• _DIRECTIONS_: Extract every line that contains the string "like".

Start of GIVEN DATA

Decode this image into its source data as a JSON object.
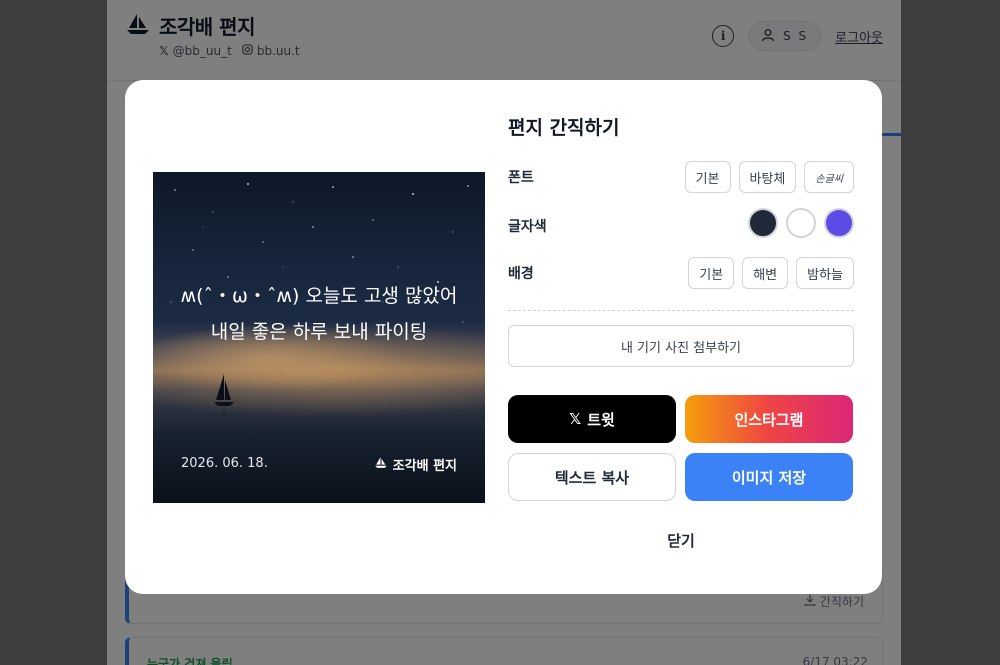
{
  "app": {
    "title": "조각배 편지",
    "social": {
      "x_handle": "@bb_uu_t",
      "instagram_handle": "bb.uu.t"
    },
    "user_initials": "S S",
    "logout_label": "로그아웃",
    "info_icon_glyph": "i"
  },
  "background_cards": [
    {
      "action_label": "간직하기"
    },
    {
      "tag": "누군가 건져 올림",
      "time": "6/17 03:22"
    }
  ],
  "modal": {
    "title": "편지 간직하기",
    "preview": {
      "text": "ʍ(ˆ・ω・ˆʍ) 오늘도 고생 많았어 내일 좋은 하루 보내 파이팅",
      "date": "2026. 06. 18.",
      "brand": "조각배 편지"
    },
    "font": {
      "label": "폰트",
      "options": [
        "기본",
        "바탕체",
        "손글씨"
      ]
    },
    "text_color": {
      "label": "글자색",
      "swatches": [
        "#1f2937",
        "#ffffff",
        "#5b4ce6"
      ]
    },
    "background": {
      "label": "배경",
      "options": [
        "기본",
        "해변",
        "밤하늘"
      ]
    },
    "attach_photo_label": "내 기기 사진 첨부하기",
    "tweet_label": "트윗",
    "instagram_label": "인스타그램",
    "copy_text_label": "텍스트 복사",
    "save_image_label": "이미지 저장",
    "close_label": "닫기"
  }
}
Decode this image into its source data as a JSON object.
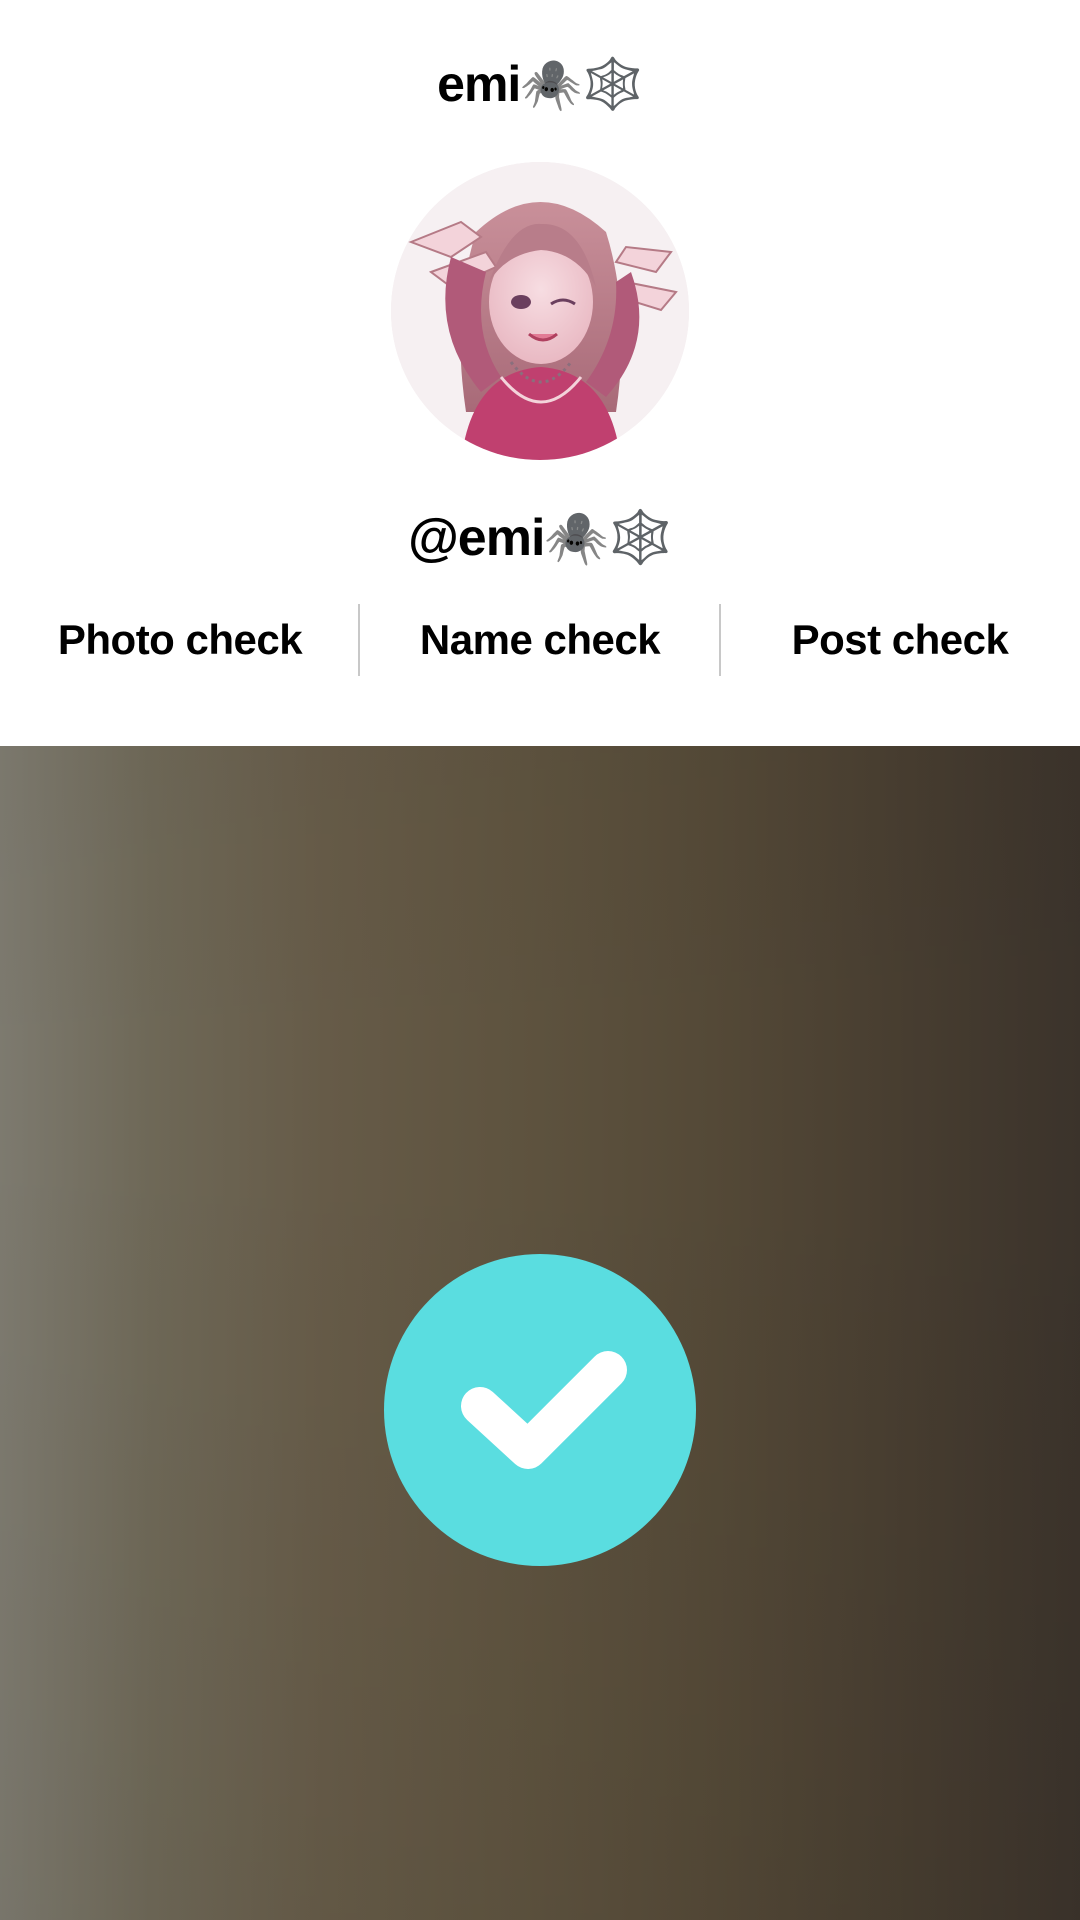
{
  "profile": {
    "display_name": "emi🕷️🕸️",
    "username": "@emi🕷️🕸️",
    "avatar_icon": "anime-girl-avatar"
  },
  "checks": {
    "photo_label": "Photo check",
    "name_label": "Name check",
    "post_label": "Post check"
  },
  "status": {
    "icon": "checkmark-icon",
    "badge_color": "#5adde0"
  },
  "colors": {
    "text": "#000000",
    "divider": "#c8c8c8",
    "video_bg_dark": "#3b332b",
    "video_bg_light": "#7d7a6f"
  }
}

End of GIVEN DATA
Start of GIVEN DATA

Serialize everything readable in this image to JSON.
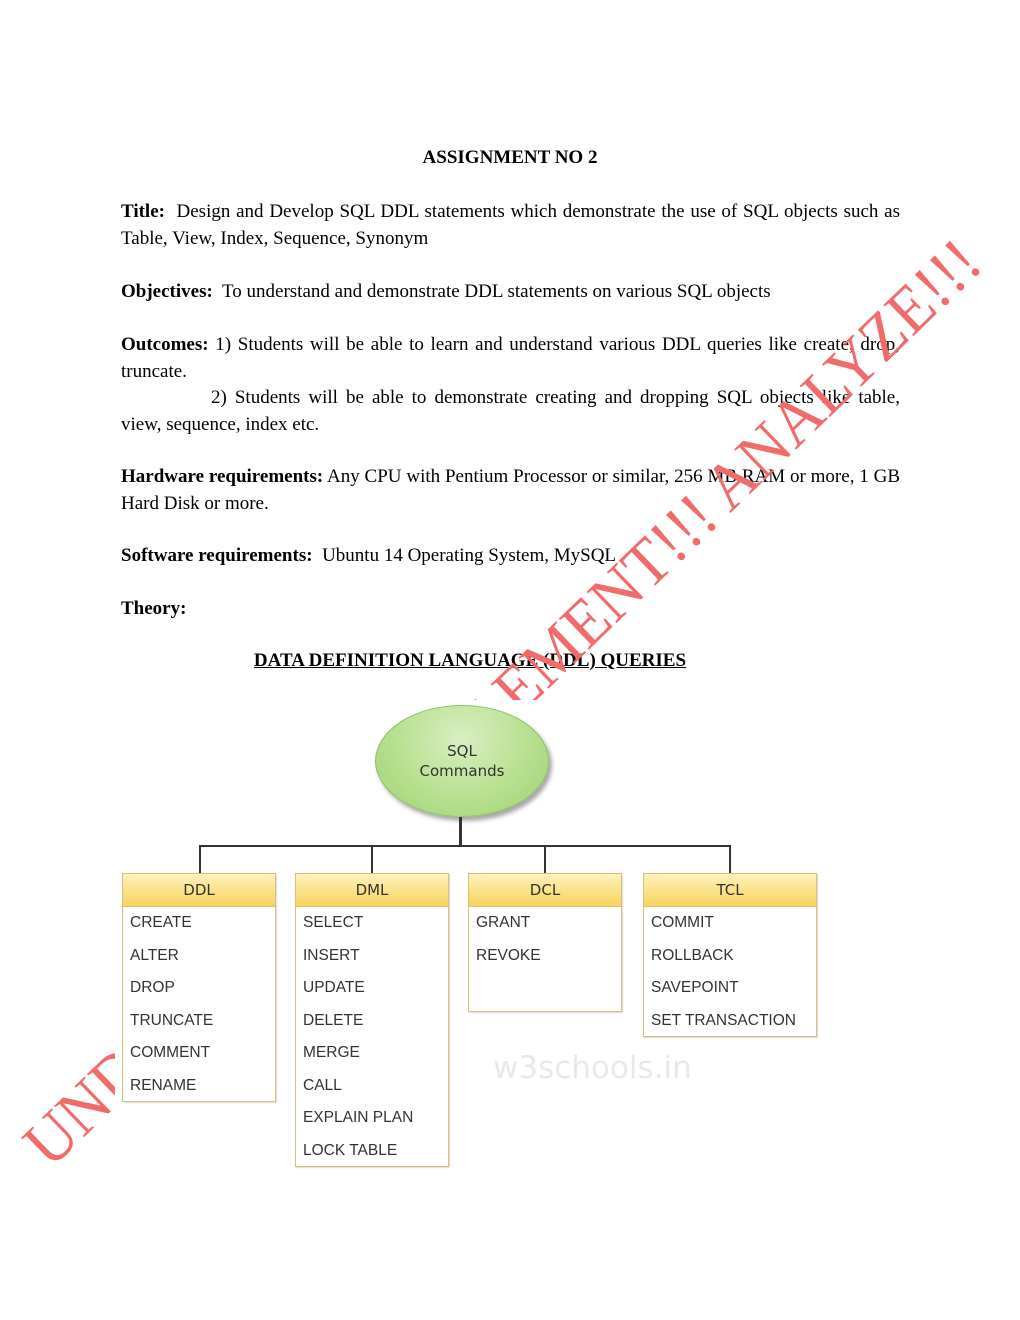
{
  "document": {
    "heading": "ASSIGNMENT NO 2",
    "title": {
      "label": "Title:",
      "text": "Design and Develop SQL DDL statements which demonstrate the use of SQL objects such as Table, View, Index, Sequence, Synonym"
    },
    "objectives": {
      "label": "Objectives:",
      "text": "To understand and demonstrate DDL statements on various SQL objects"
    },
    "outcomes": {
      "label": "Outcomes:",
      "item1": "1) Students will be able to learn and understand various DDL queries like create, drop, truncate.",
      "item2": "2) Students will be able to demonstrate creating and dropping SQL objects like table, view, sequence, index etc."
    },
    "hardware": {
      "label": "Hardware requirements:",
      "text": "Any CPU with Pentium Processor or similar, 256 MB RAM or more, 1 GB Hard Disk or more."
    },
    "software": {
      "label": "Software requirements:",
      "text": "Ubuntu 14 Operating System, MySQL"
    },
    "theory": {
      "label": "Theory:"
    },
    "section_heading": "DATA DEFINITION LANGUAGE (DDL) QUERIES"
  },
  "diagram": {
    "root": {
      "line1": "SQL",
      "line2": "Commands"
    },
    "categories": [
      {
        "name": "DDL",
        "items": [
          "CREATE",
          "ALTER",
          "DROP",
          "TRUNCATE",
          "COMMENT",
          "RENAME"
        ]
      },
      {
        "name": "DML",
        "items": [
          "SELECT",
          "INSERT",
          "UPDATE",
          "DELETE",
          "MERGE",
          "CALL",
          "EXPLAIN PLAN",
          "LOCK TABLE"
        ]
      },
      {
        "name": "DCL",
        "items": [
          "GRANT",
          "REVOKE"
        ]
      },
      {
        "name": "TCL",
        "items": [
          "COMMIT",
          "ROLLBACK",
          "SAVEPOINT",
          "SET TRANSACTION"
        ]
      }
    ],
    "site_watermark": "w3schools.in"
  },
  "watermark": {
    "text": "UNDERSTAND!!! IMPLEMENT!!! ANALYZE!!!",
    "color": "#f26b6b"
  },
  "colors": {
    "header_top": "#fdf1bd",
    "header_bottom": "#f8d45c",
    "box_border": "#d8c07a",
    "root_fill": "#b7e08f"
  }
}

End of GIVEN DATA

• _RESPONSE_:
      "item1": "1) Students will be able to learn and understand various DDL queries like create, drop, truncate.",
      "item2": "2) Students will be able to demonstrate creating and dropping SQL objects like table, view, sequence, index etc."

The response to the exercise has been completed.